- Challenge
The listing beneath should be written out in full, exactly as shown.

Saved entries:
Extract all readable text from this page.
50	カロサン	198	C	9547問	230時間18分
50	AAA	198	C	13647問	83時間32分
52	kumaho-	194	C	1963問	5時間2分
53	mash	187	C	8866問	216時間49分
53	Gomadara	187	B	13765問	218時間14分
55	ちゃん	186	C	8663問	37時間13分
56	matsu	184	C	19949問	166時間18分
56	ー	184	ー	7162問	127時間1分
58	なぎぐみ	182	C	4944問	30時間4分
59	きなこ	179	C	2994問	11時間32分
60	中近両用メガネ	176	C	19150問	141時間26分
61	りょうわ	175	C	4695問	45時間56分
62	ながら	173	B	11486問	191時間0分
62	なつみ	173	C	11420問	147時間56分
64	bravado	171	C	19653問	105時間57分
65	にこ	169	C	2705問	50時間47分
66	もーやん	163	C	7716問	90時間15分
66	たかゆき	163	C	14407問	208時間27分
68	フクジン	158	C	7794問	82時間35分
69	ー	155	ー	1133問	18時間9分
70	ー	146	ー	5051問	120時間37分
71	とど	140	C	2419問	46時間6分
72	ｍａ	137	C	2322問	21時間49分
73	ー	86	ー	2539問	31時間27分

- Final result
Extract all readable text from this page.
50	カロサン	198	C	9547問	230時間18分
50	AAA	198	C	13647問	83時間32分
52	kumaho-	194	C	1963問	5時間2分
53	mash	187	C	8866問	216時間49分
53	Gomadara	187	B	13765問	218時間14分
55	ちゃん	186	C	8663問	37時間13分
56	matsu	184	C	19949問	166時間18分
56	ー	184	ー	7162問	127時間1分
58	なぎぐみ	182	C	4944問	30時間4分
59	きなこ	179	C	2994問	11時間32分
60	中近両用メガネ	176	C	19150問	141時間26分
61	りょうわ	175	C	4695問	45時間56分
62	ながら	173	B	11486問	191時間0分
62	なつみ	173	C	11420問	147時間56分
64	bravado	171	C	19653問	105時間57分
65	にこ	169	C	2705問	50時間47分
66	もーやん	163	C	7716問	90時間15分
66	たかゆき	163	C	14407問	208時間27分
68	フクジン	158	C	7794問	82時間35分
69	ー	155	ー	1133問	18時間9分
70	ー	146	ー	5051問	120時間37分
71	とど	140	C	2419問	46時間6分
72	ｍａ	137	C	2322問	21時間49分
73	ー	86	ー	2539問	31時間27分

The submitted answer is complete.